▸ **The exercise**
Please turn the lines of the records into a Markdown table with the columns Number and Record line, skipping any blank lines. Begin at the line that has "panther-icon: [18, 6, 64, 38]" and stop after the line that has "bullet-text: The Class".

(Records of where elements appear)

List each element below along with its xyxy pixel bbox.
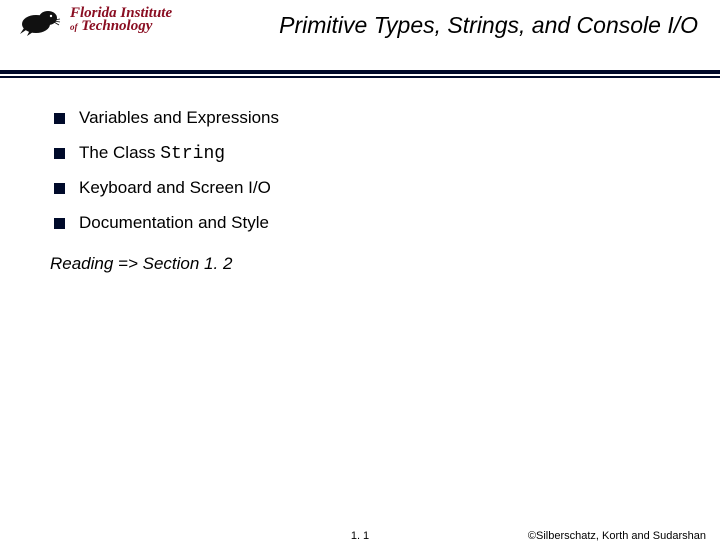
panther-icon: [18, 6, 64, 38]
header-rule-thick: [0, 70, 720, 74]
bullet-text: Keyboard and Screen I/O: [79, 178, 271, 199]
logo-line-2: of Technology: [70, 19, 172, 34]
reading-note: Reading => Section 1. 2: [50, 254, 680, 274]
header-rule-thin: [0, 76, 720, 78]
square-bullet-icon: [54, 148, 65, 159]
bullet-item: The Class String: [54, 143, 680, 164]
bullet-item: Documentation and Style: [54, 213, 680, 234]
square-bullet-icon: [54, 183, 65, 194]
institution-logo: Florida Institute of Technology: [18, 6, 172, 38]
bullet-item: Keyboard and Screen I/O: [54, 178, 680, 199]
bullet-item: Variables and Expressions: [54, 108, 680, 129]
slide-title: Primitive Types, Strings, and Console I/…: [279, 12, 698, 38]
logo-text: Florida Institute of Technology: [70, 6, 172, 34]
square-bullet-icon: [54, 218, 65, 229]
bullet-text: Variables and Expressions: [79, 108, 279, 129]
bullet-text: Documentation and Style: [79, 213, 269, 234]
bullet-text: The Class String: [79, 143, 225, 164]
copyright-text: ©Silberschatz, Korth and Sudarshan: [528, 530, 706, 542]
page-number: 1. 1: [351, 530, 369, 542]
slide-body: Variables and Expressions The Class Stri…: [54, 108, 680, 274]
square-bullet-icon: [54, 113, 65, 124]
slide-header: Florida Institute of Technology Primitiv…: [0, 0, 720, 78]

▸ **Answer below**
| Number | Record line |
|---|---|
| 1 | panther-icon: [18, 6, 64, 38] |
| 2 | header-rule-thick: [0, 70, 720, 74] |
| 3 | bullet-text: Keyboard and Screen I/O: [79, 178, 271, 199] |
| 4 | logo-line-2: of Technology: [70, 19, 172, 34] |
| 5 | reading-note: Reading => Section 1. 2: [50, 254, 680, 274] |
| 6 | header-rule-thin: [0, 76, 720, 78] |
| 7 | square-bullet-icon: [54, 148, 65, 159] |
| 8 | bullet-item: The Class String: [54, 143, 680, 164] |
| 9 | bullet-item: Documentation and Style: [54, 213, 680, 234] |
| 10 | square-bullet-icon: [54, 183, 65, 194] |
| 11 | institution-logo: Florida Institute of Technology: [18, 6, 172, 38] |
| 12 | bullet-item: Keyboard and Screen I/O: [54, 178, 680, 199] |
| 13 | bullet-item: Variables and Expressions: [54, 108, 680, 129] |
| 14 | slide-title: Primitive Types, Strings, and Console I/…: [279, 12, 698, 38] |
| 15 | logo-text: Florida Institute of Technology: [70, 6, 172, 34] |
| 16 | square-bullet-icon: [54, 218, 65, 229] |
| 17 | bullet-text: Variables and Expressions: [79, 108, 279, 129] |
| 18 | bullet-text: Documentation and Style: [79, 213, 269, 234] |
| 19 | bullet-text: The Class String: [79, 143, 225, 164] |